# Your goal
Print the entries below in their entirety, exactly as they are written.

# Information given
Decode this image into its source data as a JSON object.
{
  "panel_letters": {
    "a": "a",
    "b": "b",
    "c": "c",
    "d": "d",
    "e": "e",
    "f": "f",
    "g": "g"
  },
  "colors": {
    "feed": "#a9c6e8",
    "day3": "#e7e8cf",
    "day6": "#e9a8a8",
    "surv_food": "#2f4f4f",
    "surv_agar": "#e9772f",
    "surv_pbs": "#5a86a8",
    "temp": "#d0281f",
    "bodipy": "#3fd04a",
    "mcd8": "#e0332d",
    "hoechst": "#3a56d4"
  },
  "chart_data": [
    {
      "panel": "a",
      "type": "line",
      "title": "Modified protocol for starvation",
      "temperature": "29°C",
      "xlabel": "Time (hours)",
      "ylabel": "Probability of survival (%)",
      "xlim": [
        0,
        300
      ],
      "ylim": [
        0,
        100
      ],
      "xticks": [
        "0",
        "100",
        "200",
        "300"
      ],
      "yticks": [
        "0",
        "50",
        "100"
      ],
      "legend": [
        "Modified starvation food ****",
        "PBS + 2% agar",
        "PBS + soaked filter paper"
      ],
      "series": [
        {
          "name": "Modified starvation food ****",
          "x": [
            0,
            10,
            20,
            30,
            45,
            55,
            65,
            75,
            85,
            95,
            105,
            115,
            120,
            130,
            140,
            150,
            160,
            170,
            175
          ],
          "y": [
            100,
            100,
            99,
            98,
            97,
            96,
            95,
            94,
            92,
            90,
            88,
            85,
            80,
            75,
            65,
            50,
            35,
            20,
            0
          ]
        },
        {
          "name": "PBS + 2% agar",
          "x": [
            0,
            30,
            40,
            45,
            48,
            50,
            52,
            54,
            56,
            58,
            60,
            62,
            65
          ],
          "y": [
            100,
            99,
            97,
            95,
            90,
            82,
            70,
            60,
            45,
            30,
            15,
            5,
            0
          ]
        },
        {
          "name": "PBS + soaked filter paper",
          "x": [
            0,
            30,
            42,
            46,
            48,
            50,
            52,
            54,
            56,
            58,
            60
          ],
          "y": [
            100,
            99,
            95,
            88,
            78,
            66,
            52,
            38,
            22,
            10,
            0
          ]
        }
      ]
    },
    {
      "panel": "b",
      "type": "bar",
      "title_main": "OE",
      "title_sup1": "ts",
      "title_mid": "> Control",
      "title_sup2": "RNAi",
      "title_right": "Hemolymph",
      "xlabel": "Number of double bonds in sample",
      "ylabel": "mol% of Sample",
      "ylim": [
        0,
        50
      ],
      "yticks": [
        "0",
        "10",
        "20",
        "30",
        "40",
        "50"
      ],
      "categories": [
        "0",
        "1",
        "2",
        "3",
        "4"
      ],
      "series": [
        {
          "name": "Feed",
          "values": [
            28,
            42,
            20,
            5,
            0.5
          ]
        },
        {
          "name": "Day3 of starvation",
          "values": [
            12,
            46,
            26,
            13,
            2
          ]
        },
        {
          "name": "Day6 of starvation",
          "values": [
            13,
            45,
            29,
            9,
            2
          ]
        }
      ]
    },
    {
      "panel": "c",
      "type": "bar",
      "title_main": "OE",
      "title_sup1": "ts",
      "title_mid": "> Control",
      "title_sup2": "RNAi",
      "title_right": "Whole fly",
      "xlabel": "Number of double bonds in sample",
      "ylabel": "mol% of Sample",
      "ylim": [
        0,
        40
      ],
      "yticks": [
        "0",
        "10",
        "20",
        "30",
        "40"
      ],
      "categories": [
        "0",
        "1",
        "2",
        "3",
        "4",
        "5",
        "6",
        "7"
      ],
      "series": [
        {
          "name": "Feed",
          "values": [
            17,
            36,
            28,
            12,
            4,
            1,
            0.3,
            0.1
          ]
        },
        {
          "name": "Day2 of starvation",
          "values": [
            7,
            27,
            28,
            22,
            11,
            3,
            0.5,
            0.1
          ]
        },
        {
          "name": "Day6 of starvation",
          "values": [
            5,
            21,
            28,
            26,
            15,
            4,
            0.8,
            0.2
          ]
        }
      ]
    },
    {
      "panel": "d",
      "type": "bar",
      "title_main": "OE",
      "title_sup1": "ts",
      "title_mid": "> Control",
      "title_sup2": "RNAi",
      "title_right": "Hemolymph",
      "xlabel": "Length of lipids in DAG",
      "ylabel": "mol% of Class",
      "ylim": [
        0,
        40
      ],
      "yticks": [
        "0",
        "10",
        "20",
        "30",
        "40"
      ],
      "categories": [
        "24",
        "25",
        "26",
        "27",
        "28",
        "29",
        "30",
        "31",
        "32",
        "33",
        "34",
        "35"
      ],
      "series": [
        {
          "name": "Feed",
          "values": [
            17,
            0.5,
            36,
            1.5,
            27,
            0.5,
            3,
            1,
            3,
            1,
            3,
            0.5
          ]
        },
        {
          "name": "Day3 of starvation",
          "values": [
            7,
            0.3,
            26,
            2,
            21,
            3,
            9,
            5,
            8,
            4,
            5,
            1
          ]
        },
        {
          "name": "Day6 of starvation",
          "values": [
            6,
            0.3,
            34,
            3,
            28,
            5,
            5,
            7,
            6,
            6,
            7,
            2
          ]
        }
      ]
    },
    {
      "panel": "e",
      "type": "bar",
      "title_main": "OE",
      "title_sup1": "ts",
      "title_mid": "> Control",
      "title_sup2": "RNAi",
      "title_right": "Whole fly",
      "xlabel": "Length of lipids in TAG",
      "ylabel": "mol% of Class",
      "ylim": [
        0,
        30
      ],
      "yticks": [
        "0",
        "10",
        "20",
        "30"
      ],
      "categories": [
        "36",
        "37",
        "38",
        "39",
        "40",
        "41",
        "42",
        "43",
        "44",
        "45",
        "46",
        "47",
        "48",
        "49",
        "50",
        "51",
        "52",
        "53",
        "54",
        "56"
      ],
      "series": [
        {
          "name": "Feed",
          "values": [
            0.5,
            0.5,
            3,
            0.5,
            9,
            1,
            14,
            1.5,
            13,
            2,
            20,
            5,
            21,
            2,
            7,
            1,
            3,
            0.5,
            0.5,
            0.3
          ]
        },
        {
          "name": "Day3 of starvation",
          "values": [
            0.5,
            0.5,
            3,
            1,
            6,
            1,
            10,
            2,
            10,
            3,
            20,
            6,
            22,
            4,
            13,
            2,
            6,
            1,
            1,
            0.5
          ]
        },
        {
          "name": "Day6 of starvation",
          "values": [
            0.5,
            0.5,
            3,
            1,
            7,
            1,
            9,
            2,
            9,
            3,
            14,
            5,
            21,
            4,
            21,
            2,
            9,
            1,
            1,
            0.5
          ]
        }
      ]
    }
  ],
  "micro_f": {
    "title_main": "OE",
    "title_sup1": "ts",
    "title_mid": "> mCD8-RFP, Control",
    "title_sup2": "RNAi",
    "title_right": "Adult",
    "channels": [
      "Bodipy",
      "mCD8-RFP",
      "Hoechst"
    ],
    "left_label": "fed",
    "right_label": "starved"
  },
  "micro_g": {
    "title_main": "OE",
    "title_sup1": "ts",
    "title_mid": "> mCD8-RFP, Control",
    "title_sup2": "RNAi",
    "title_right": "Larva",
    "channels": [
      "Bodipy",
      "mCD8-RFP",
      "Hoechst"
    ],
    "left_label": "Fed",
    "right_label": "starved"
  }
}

# Solved problem
Decode this image into its source data as a JSON object.
{
  "panel_letters": {
    "a": "a",
    "b": "b",
    "c": "c",
    "d": "d",
    "e": "e",
    "f": "f",
    "g": "g"
  },
  "colors": {
    "feed": "#a9c6e8",
    "day3": "#e7e8cf",
    "day6": "#e9a8a8",
    "surv_food": "#2f4f4f",
    "surv_agar": "#e9772f",
    "surv_pbs": "#5a86a8",
    "temp": "#d0281f",
    "bodipy": "#3fd04a",
    "mcd8": "#e0332d",
    "hoechst": "#3a56d4"
  },
  "chart_data": [
    {
      "panel": "a",
      "type": "line",
      "title": "Modified protocol for starvation",
      "temperature": "29°C",
      "xlabel": "Time (hours)",
      "ylabel": "Probability of survival (%)",
      "xlim": [
        0,
        300
      ],
      "ylim": [
        0,
        100
      ],
      "xticks": [
        "0",
        "100",
        "200",
        "300"
      ],
      "yticks": [
        "0",
        "50",
        "100"
      ],
      "legend": [
        "Modified starvation food ****",
        "PBS + 2% agar",
        "PBS + soaked filter paper"
      ],
      "series": [
        {
          "name": "Modified starvation food ****",
          "x": [
            0,
            10,
            20,
            30,
            45,
            55,
            65,
            75,
            85,
            95,
            105,
            115,
            120,
            130,
            140,
            150,
            160,
            170,
            175
          ],
          "y": [
            100,
            100,
            99,
            98,
            97,
            96,
            95,
            94,
            92,
            90,
            88,
            85,
            80,
            75,
            65,
            50,
            35,
            20,
            0
          ]
        },
        {
          "name": "PBS + 2% agar",
          "x": [
            0,
            30,
            40,
            45,
            48,
            50,
            52,
            54,
            56,
            58,
            60,
            62,
            65
          ],
          "y": [
            100,
            99,
            97,
            95,
            90,
            82,
            70,
            60,
            45,
            30,
            15,
            5,
            0
          ]
        },
        {
          "name": "PBS + soaked filter paper",
          "x": [
            0,
            30,
            42,
            46,
            48,
            50,
            52,
            54,
            56,
            58,
            60
          ],
          "y": [
            100,
            99,
            95,
            88,
            78,
            66,
            52,
            38,
            22,
            10,
            0
          ]
        }
      ]
    },
    {
      "panel": "b",
      "type": "bar",
      "title_main": "OE",
      "title_sup1": "ts",
      "title_mid": "> Control",
      "title_sup2": "RNAi",
      "title_right": "Hemolymph",
      "xlabel": "Number of double bonds in sample",
      "ylabel": "mol% of Sample",
      "ylim": [
        0,
        50
      ],
      "yticks": [
        "0",
        "10",
        "20",
        "30",
        "40",
        "50"
      ],
      "categories": [
        "0",
        "1",
        "2",
        "3",
        "4"
      ],
      "series": [
        {
          "name": "Feed",
          "values": [
            28,
            42,
            20,
            5,
            0.5
          ]
        },
        {
          "name": "Day3 of starvation",
          "values": [
            12,
            46,
            26,
            13,
            2
          ]
        },
        {
          "name": "Day6 of starvation",
          "values": [
            13,
            45,
            29,
            9,
            2
          ]
        }
      ]
    },
    {
      "panel": "c",
      "type": "bar",
      "title_main": "OE",
      "title_sup1": "ts",
      "title_mid": "> Control",
      "title_sup2": "RNAi",
      "title_right": "Whole fly",
      "xlabel": "Number of double bonds in sample",
      "ylabel": "mol% of Sample",
      "ylim": [
        0,
        40
      ],
      "yticks": [
        "0",
        "10",
        "20",
        "30",
        "40"
      ],
      "categories": [
        "0",
        "1",
        "2",
        "3",
        "4",
        "5",
        "6",
        "7"
      ],
      "series": [
        {
          "name": "Feed",
          "values": [
            17,
            36,
            28,
            12,
            4,
            1,
            0.3,
            0.1
          ]
        },
        {
          "name": "Day2 of starvation",
          "values": [
            7,
            27,
            28,
            22,
            11,
            3,
            0.5,
            0.1
          ]
        },
        {
          "name": "Day6 of starvation",
          "values": [
            5,
            21,
            28,
            26,
            15,
            4,
            0.8,
            0.2
          ]
        }
      ]
    },
    {
      "panel": "d",
      "type": "bar",
      "title_main": "OE",
      "title_sup1": "ts",
      "title_mid": "> Control",
      "title_sup2": "RNAi",
      "title_right": "Hemolymph",
      "xlabel": "Length of lipids in DAG",
      "ylabel": "mol% of Class",
      "ylim": [
        0,
        40
      ],
      "yticks": [
        "0",
        "10",
        "20",
        "30",
        "40"
      ],
      "categories": [
        "24",
        "25",
        "26",
        "27",
        "28",
        "29",
        "30",
        "31",
        "32",
        "33",
        "34",
        "35"
      ],
      "series": [
        {
          "name": "Feed",
          "values": [
            17,
            0.5,
            36,
            1.5,
            27,
            0.5,
            3,
            1,
            3,
            1,
            3,
            0.5
          ]
        },
        {
          "name": "Day3 of starvation",
          "values": [
            7,
            0.3,
            26,
            2,
            21,
            3,
            9,
            5,
            8,
            4,
            5,
            1
          ]
        },
        {
          "name": "Day6 of starvation",
          "values": [
            6,
            0.3,
            34,
            3,
            28,
            5,
            5,
            7,
            6,
            6,
            7,
            2
          ]
        }
      ]
    },
    {
      "panel": "e",
      "type": "bar",
      "title_main": "OE",
      "title_sup1": "ts",
      "title_mid": "> Control",
      "title_sup2": "RNAi",
      "title_right": "Whole fly",
      "xlabel": "Length of lipids in TAG",
      "ylabel": "mol% of Class",
      "ylim": [
        0,
        30
      ],
      "yticks": [
        "0",
        "10",
        "20",
        "30"
      ],
      "categories": [
        "36",
        "37",
        "38",
        "39",
        "40",
        "41",
        "42",
        "43",
        "44",
        "45",
        "46",
        "47",
        "48",
        "49",
        "50",
        "51",
        "52",
        "53",
        "54",
        "56"
      ],
      "series": [
        {
          "name": "Feed",
          "values": [
            0.5,
            0.5,
            3,
            0.5,
            9,
            1,
            14,
            1.5,
            13,
            2,
            20,
            5,
            21,
            2,
            7,
            1,
            3,
            0.5,
            0.5,
            0.3
          ]
        },
        {
          "name": "Day3 of starvation",
          "values": [
            0.5,
            0.5,
            3,
            1,
            6,
            1,
            10,
            2,
            10,
            3,
            20,
            6,
            22,
            4,
            13,
            2,
            6,
            1,
            1,
            0.5
          ]
        },
        {
          "name": "Day6 of starvation",
          "values": [
            0.5,
            0.5,
            3,
            1,
            7,
            1,
            9,
            2,
            9,
            3,
            14,
            5,
            21,
            4,
            21,
            2,
            9,
            1,
            1,
            0.5
          ]
        }
      ]
    }
  ],
  "micro_f": {
    "title_main": "OE",
    "title_sup1": "ts",
    "title_mid": "> mCD8-RFP, Control",
    "title_sup2": "RNAi",
    "title_right": "Adult",
    "channels": [
      "Bodipy",
      "mCD8-RFP",
      "Hoechst"
    ],
    "left_label": "fed",
    "right_label": "starved"
  },
  "micro_g": {
    "title_main": "OE",
    "title_sup1": "ts",
    "title_mid": "> mCD8-RFP, Control",
    "title_sup2": "RNAi",
    "title_right": "Larva",
    "channels": [
      "Bodipy",
      "mCD8-RFP",
      "Hoechst"
    ],
    "left_label": "Fed",
    "right_label": "starved"
  }
}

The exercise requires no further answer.